Direction:
Reproduce all the material exactly, minus any pictures it holds.

Records
——————————
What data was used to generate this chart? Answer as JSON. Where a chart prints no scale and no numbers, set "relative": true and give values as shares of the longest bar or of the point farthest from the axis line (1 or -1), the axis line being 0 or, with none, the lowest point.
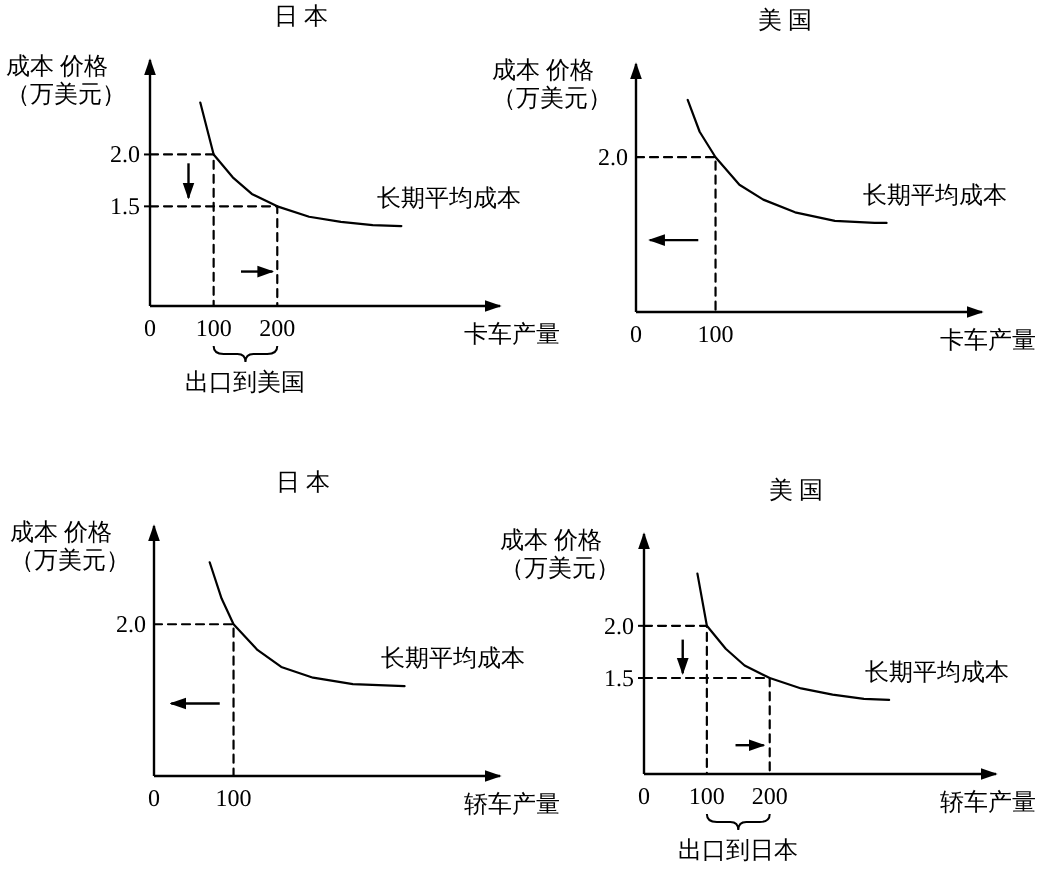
{
  "chart_data": [
    {
      "type": "line",
      "title": "日 本",
      "xlabel": "卡车产量",
      "ylabel": "成本 价格（万美元）",
      "xlim": [
        0,
        550
      ],
      "ylim": [
        0.54,
        2.91
      ],
      "xticks": [
        0,
        100,
        200
      ],
      "yticks": [
        1.5,
        {
          "value": 2.0,
          "label": "2.0"
        }
      ],
      "annotations": [
        "出口到美国"
      ],
      "series": [
        {
          "name": "长期平均成本",
          "color": "#000000",
          "x": [
            79,
            100,
            130,
            160,
            200,
            250,
            300,
            350,
            395
          ],
          "values": [
            2.5,
            2.0,
            1.78,
            1.62,
            1.5,
            1.4,
            1.35,
            1.32,
            1.31
          ]
        },
        {
          "color": "#000000",
          "line_style": "dashed",
          "x": [
            0,
            100,
            100
          ],
          "values": [
            2.0,
            2.0,
            0.54
          ]
        },
        {
          "color": "#000000",
          "line_style": "dashed",
          "x": [
            0,
            200,
            200
          ],
          "values": [
            1.5,
            1.5,
            0.54
          ]
        }
      ]
    },
    {
      "type": "line",
      "relative": true,
      "title": "美 国",
      "xlabel": "卡车产量",
      "ylabel": "成本 价格（万美元）",
      "xlim": [
        0,
        435
      ],
      "xticks": [
        0,
        100
      ],
      "annotations": [
        {
          "text": "2.0",
          "x": 0,
          "y": 0.73
        }
      ],
      "series": [
        {
          "name": "长期平均成本",
          "color": "#000000",
          "x": [
            65,
            80,
            100,
            130,
            160,
            200,
            250,
            300,
            315
          ],
          "values": [
            1,
            0.85,
            0.73,
            0.6,
            0.53,
            0.47,
            0.43,
            0.42,
            0.42
          ]
        },
        {
          "color": "#000000",
          "line_style": "dashed",
          "x": [
            0,
            100,
            100
          ],
          "values": [
            0.73,
            0.73,
            0
          ]
        }
      ]
    },
    {
      "type": "line",
      "relative": true,
      "title": "日 本",
      "xlabel": "轿车产量",
      "ylabel": "成本 价格（万美元）",
      "xlim": [
        0,
        435
      ],
      "xticks": [
        0,
        100
      ],
      "annotations": [
        {
          "text": "2.0",
          "x": 0,
          "y": 0.71
        }
      ],
      "series": [
        {
          "name": "长期平均成本",
          "color": "#000000",
          "x": [
            70,
            85,
            100,
            130,
            160,
            200,
            250,
            315
          ],
          "values": [
            1,
            0.83,
            0.71,
            0.59,
            0.51,
            0.46,
            0.43,
            0.42
          ]
        },
        {
          "color": "#000000",
          "line_style": "dashed",
          "x": [
            0,
            100,
            100
          ],
          "values": [
            0.71,
            0.71,
            0
          ]
        }
      ]
    },
    {
      "type": "line",
      "title": "美 国",
      "xlabel": "轿车产量",
      "ylabel": "成本 价格（万美元）",
      "xlim": [
        0,
        560
      ],
      "ylim": [
        0.58,
        2.88
      ],
      "xticks": [
        0,
        100,
        200
      ],
      "yticks": [
        1.5,
        {
          "value": 2.0,
          "label": "2.0"
        }
      ],
      "annotations": [
        "出口到日本"
      ],
      "series": [
        {
          "name": "长期平均成本",
          "color": "#000000",
          "x": [
            85,
            100,
            130,
            160,
            200,
            250,
            300,
            350,
            390
          ],
          "values": [
            2.5,
            2.0,
            1.78,
            1.62,
            1.5,
            1.4,
            1.34,
            1.3,
            1.29
          ]
        },
        {
          "color": "#000000",
          "line_style": "dashed",
          "x": [
            0,
            100,
            100
          ],
          "values": [
            2.0,
            2.0,
            0.58
          ]
        },
        {
          "color": "#000000",
          "line_style": "dashed",
          "x": [
            0,
            200,
            200
          ],
          "values": [
            1.5,
            1.5,
            0.58
          ]
        }
      ]
    }
  ]
}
——————————
Full solution:
What data was used to generate this chart? Answer as JSON. Where a chart prints no scale and no numbers, set "relative": true and give values as shares of the longest bar or of the point farthest from the axis line (1 or -1), the axis line being 0 or, with none, the lowest point.
{
  "chart_data": [
    {
      "type": "line",
      "title": "日 本",
      "xlabel": "卡车产量",
      "ylabel": "成本 价格（万美元）",
      "xlim": [
        0,
        550
      ],
      "ylim": [
        0.54,
        2.91
      ],
      "xticks": [
        0,
        100,
        200
      ],
      "yticks": [
        1.5,
        {
          "value": 2.0,
          "label": "2.0"
        }
      ],
      "annotations": [
        "出口到美国"
      ],
      "series": [
        {
          "name": "长期平均成本",
          "color": "#000000",
          "x": [
            79,
            100,
            130,
            160,
            200,
            250,
            300,
            350,
            395
          ],
          "values": [
            2.5,
            2.0,
            1.78,
            1.62,
            1.5,
            1.4,
            1.35,
            1.32,
            1.31
          ]
        },
        {
          "color": "#000000",
          "line_style": "dashed",
          "x": [
            0,
            100,
            100
          ],
          "values": [
            2.0,
            2.0,
            0.54
          ]
        },
        {
          "color": "#000000",
          "line_style": "dashed",
          "x": [
            0,
            200,
            200
          ],
          "values": [
            1.5,
            1.5,
            0.54
          ]
        }
      ]
    },
    {
      "type": "line",
      "relative": true,
      "title": "美 国",
      "xlabel": "卡车产量",
      "ylabel": "成本 价格（万美元）",
      "xlim": [
        0,
        435
      ],
      "xticks": [
        0,
        100
      ],
      "annotations": [
        {
          "text": "2.0",
          "x": 0,
          "y": 0.73
        }
      ],
      "series": [
        {
          "name": "长期平均成本",
          "color": "#000000",
          "x": [
            65,
            80,
            100,
            130,
            160,
            200,
            250,
            300,
            315
          ],
          "values": [
            1,
            0.85,
            0.73,
            0.6,
            0.53,
            0.47,
            0.43,
            0.42,
            0.42
          ]
        },
        {
          "color": "#000000",
          "line_style": "dashed",
          "x": [
            0,
            100,
            100
          ],
          "values": [
            0.73,
            0.73,
            0
          ]
        }
      ]
    },
    {
      "type": "line",
      "relative": true,
      "title": "日 本",
      "xlabel": "轿车产量",
      "ylabel": "成本 价格（万美元）",
      "xlim": [
        0,
        435
      ],
      "xticks": [
        0,
        100
      ],
      "annotations": [
        {
          "text": "2.0",
          "x": 0,
          "y": 0.71
        }
      ],
      "series": [
        {
          "name": "长期平均成本",
          "color": "#000000",
          "x": [
            70,
            85,
            100,
            130,
            160,
            200,
            250,
            315
          ],
          "values": [
            1,
            0.83,
            0.71,
            0.59,
            0.51,
            0.46,
            0.43,
            0.42
          ]
        },
        {
          "color": "#000000",
          "line_style": "dashed",
          "x": [
            0,
            100,
            100
          ],
          "values": [
            0.71,
            0.71,
            0
          ]
        }
      ]
    },
    {
      "type": "line",
      "title": "美 国",
      "xlabel": "轿车产量",
      "ylabel": "成本 价格（万美元）",
      "xlim": [
        0,
        560
      ],
      "ylim": [
        0.58,
        2.88
      ],
      "xticks": [
        0,
        100,
        200
      ],
      "yticks": [
        1.5,
        {
          "value": 2.0,
          "label": "2.0"
        }
      ],
      "annotations": [
        "出口到日本"
      ],
      "series": [
        {
          "name": "长期平均成本",
          "color": "#000000",
          "x": [
            85,
            100,
            130,
            160,
            200,
            250,
            300,
            350,
            390
          ],
          "values": [
            2.5,
            2.0,
            1.78,
            1.62,
            1.5,
            1.4,
            1.34,
            1.3,
            1.29
          ]
        },
        {
          "color": "#000000",
          "line_style": "dashed",
          "x": [
            0,
            100,
            100
          ],
          "values": [
            2.0,
            2.0,
            0.58
          ]
        },
        {
          "color": "#000000",
          "line_style": "dashed",
          "x": [
            0,
            200,
            200
          ],
          "values": [
            1.5,
            1.5,
            0.58
          ]
        }
      ]
    }
  ]
}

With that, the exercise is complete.